## Problem to solve
Return a copy of each line that holds the string "this".

----------------

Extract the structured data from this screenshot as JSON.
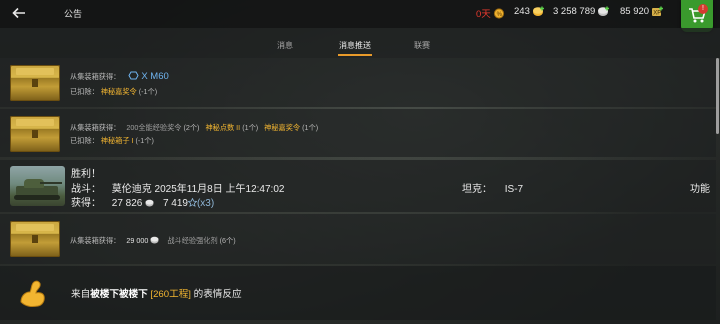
{
  "header": {
    "back_icon": "arrow-left-icon",
    "title": "公告",
    "currencies": [
      {
        "value": "0天",
        "icon": "premium-icon",
        "color": "#e83a2e"
      },
      {
        "value": "243",
        "icon": "gold-coin-plus-icon",
        "color": "#f2b531"
      },
      {
        "value": "3 258 789",
        "icon": "silver-coin-plus-icon",
        "color": "#dadada"
      },
      {
        "value": "85 920",
        "icon": "free-xp-plus-icon",
        "color": "#e8c060"
      }
    ],
    "shop_badge": "!"
  },
  "tabs": [
    {
      "label": "消息",
      "active": false
    },
    {
      "label": "消息推送",
      "active": true
    },
    {
      "label": "联赛",
      "active": false
    }
  ],
  "messages": [
    {
      "line1_prefix": "从集装箱获得：",
      "line1_item": "X M60",
      "line2_prefix": "已扣除：",
      "line2_item": "神秘嘉奖令",
      "line2_count": "(-1个)"
    },
    {
      "line1_prefix": "从集装箱获得：",
      "line1_item_a": "200全能经验奖令",
      "line1_count_a": "(2个)",
      "line1_item_b": "神秘点数 II",
      "line1_count_b": "(1个)",
      "line1_item_c": "神秘嘉奖令",
      "line1_count_c": "(1个)",
      "line2_prefix": "已扣除：",
      "line2_item": "神秘箱子 I",
      "line2_count": "(-1个)"
    },
    {
      "result": "胜利！",
      "battle_label": "战斗：",
      "battle_value": "莫伦迪克 2025年11月8日 上午12:47:02",
      "earned_label": "获得：",
      "credits": "27 826",
      "xp": "7 419",
      "xp_mult": "(x3)",
      "tank_label": "坦克：",
      "tank_value": "IS-7",
      "function_label": "功能"
    },
    {
      "line1_prefix": "从集装箱获得：",
      "credits": "29 000",
      "item": "战斗经验强化剂",
      "count": "(6个)"
    },
    {
      "prefix": "来自",
      "player": "被楼下被楼下",
      "clan": "[260工程]",
      "suffix": "的表情反应"
    }
  ],
  "colors": {
    "accent": "#e89a2a",
    "gold": "#f2b531",
    "blue": "#6fb4ef",
    "shop": "#3a9a2d"
  }
}
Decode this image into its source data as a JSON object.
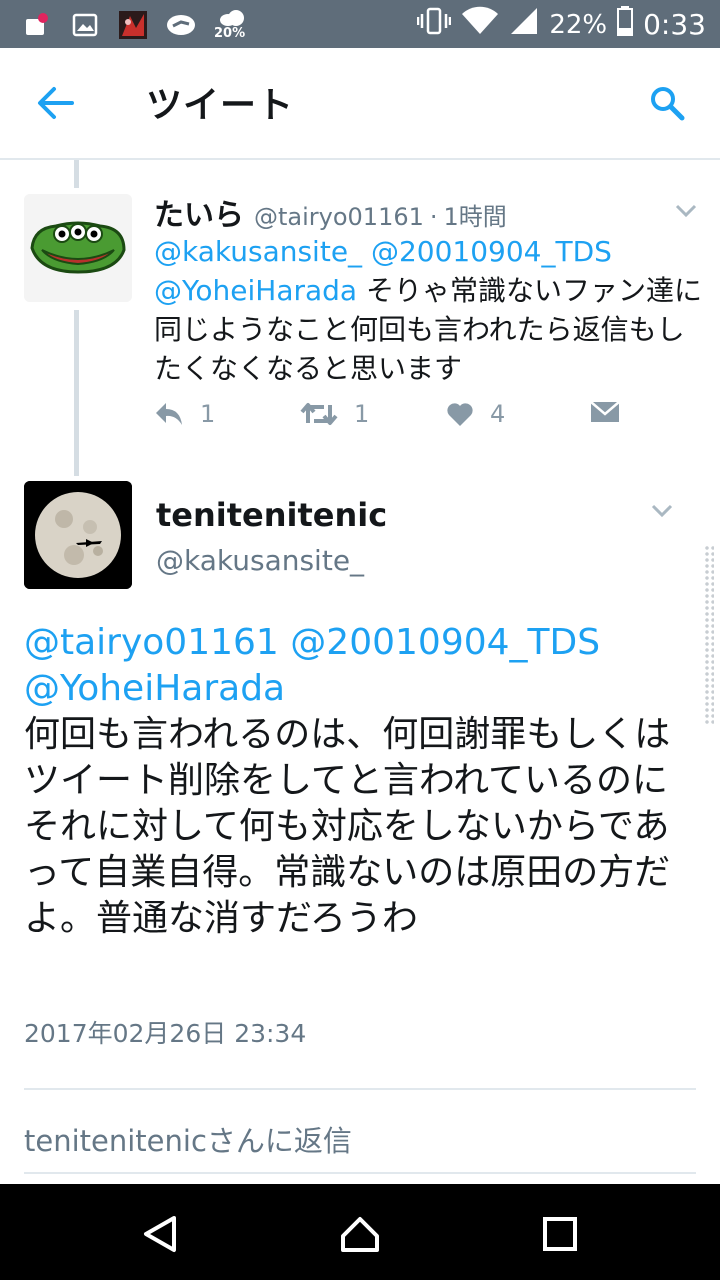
{
  "status_bar": {
    "weather_percent": "20%",
    "battery": "22%",
    "time": "0:33"
  },
  "app_bar": {
    "title": "ツイート"
  },
  "reply_tweet": {
    "name": "たいら",
    "handle": "@tairyo01161",
    "separator": "·",
    "time": "1時間",
    "mentions": [
      "@kakusansite_",
      "@20010904_TDS",
      "@YoheiHarada"
    ],
    "text": "そりゃ常識ないファン達に同じようなこと何回も言われたら返信もしたくなくなると思います",
    "reply_count": "1",
    "retweet_count": "1",
    "like_count": "4"
  },
  "main_tweet": {
    "name": "tenitenitenic",
    "handle": "@kakusansite_",
    "mentions": [
      "@tairyo01161",
      "@20010904_TDS",
      "@YoheiHarada"
    ],
    "text": "何回も言われるのは、何回謝罪もしくはツイート削除をしてと言われているのにそれに対して何も対応をしないからであって自業自得。常識ないのは原田の方だよ。普通な消すだろうわ",
    "timestamp": "2017年02月26日 23:34"
  },
  "reply_box": {
    "placeholder": "tenitenitenicさんに返信"
  },
  "icons": {
    "back": "arrow-left-icon",
    "search": "search-icon",
    "more": "chevron-down-icon",
    "reply": "reply-icon",
    "retweet": "retweet-icon",
    "like": "heart-icon",
    "dm": "envelope-icon"
  },
  "colors": {
    "accent": "#1da1f2",
    "status_bar": "#5f6d7a",
    "muted": "#657786",
    "action": "#8899a6"
  }
}
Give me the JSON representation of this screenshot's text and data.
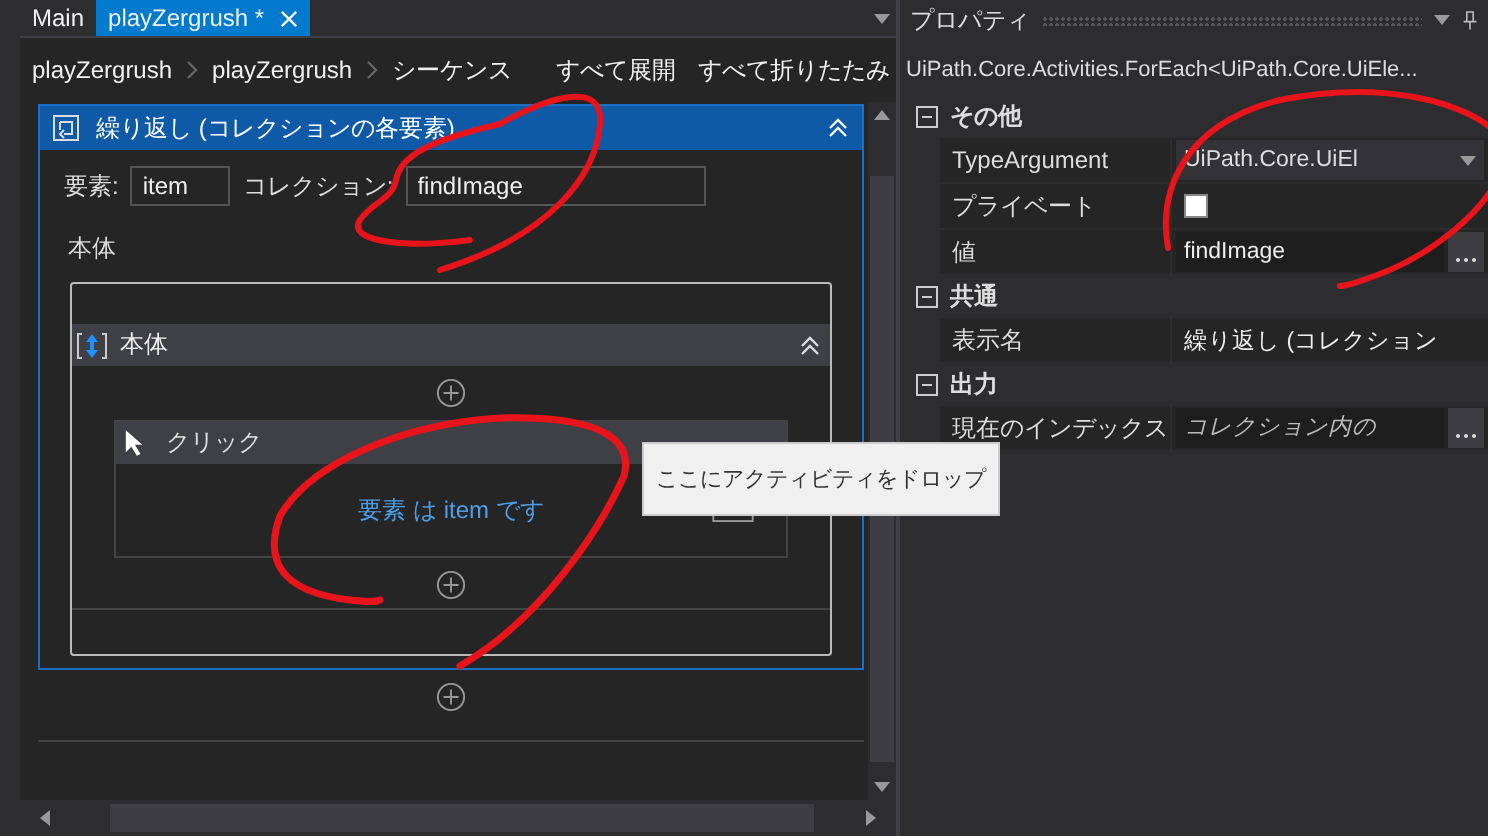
{
  "tabs": [
    {
      "label": "Main",
      "selected": false,
      "closable": false
    },
    {
      "label": "playZergrush *",
      "selected": true,
      "closable": true
    }
  ],
  "breadcrumbs": [
    "playZergrush",
    "playZergrush",
    "シーケンス"
  ],
  "toolbar_links": [
    "すべて展開",
    "すべて折りたたみ"
  ],
  "foreach": {
    "title": "繰り返し (コレクションの各要素)",
    "item_label": "要素:",
    "item_value": "item",
    "collection_label": "コレクション:",
    "collection_value": "findImage",
    "body_label": "本体",
    "sequence": {
      "title": "本体",
      "activity": {
        "title": "クリック",
        "body": "要素 は item です"
      }
    }
  },
  "tooltip": "ここにアクティビティをドロップ",
  "properties": {
    "title": "プロパティ",
    "type_name": "UiPath.Core.Activities.ForEach<UiPath.Core.UiEle...",
    "categories": [
      {
        "name": "その他",
        "expanded": true,
        "rows": [
          {
            "name": "TypeArgument",
            "kind": "dropdown",
            "value": "UiPath.Core.UiEl"
          },
          {
            "name": "プライベート",
            "kind": "checkbox",
            "checked": false
          },
          {
            "name": "値",
            "kind": "expression",
            "value": "findImage"
          }
        ]
      },
      {
        "name": "共通",
        "expanded": true,
        "rows": [
          {
            "name": "表示名",
            "kind": "text",
            "value": "繰り返し (コレクション"
          }
        ]
      },
      {
        "name": "出力",
        "expanded": true,
        "rows": [
          {
            "name": "現在のインデックス",
            "kind": "expression",
            "placeholder": "コレクション内の"
          }
        ]
      }
    ]
  }
}
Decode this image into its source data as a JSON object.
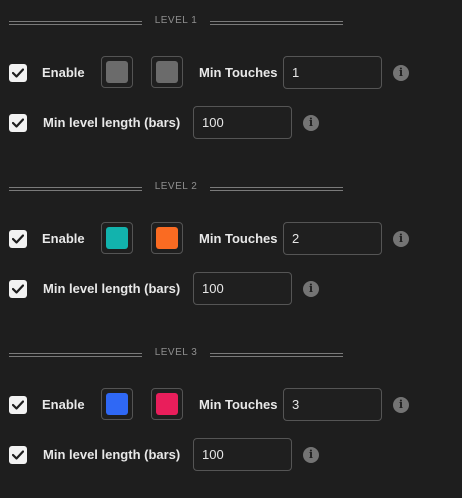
{
  "levels": [
    {
      "title": "LEVEL 1",
      "enable_label": "Enable",
      "enabled": true,
      "color_1": "#6b6b6b",
      "color_2": "#6b6b6b",
      "min_touches_label": "Min Touches",
      "min_touches": "1",
      "min_length_label": "Min level length (bars)",
      "min_length": "100",
      "min_length_enabled": true
    },
    {
      "title": "LEVEL 2",
      "enable_label": "Enable",
      "enabled": true,
      "color_1": "#12b3ad",
      "color_2": "#fa6b22",
      "min_touches_label": "Min Touches",
      "min_touches": "2",
      "min_length_label": "Min level length (bars)",
      "min_length": "100",
      "min_length_enabled": true
    },
    {
      "title": "LEVEL 3",
      "enable_label": "Enable",
      "enabled": true,
      "color_1": "#2f68f5",
      "color_2": "#e91e5b",
      "min_touches_label": "Min Touches",
      "min_touches": "3",
      "min_length_label": "Min level length (bars)",
      "min_length": "100",
      "min_length_enabled": true
    }
  ],
  "icons": {
    "checkbox": "checkmark-icon",
    "info": "info-icon"
  }
}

----------------

## Correct result
Extract the structured data from this screenshot as JSON.
Decode this image into its source data as a JSON object.
Give me the JSON representation of this screenshot's text and data.
Decode this image into its source data as a JSON object.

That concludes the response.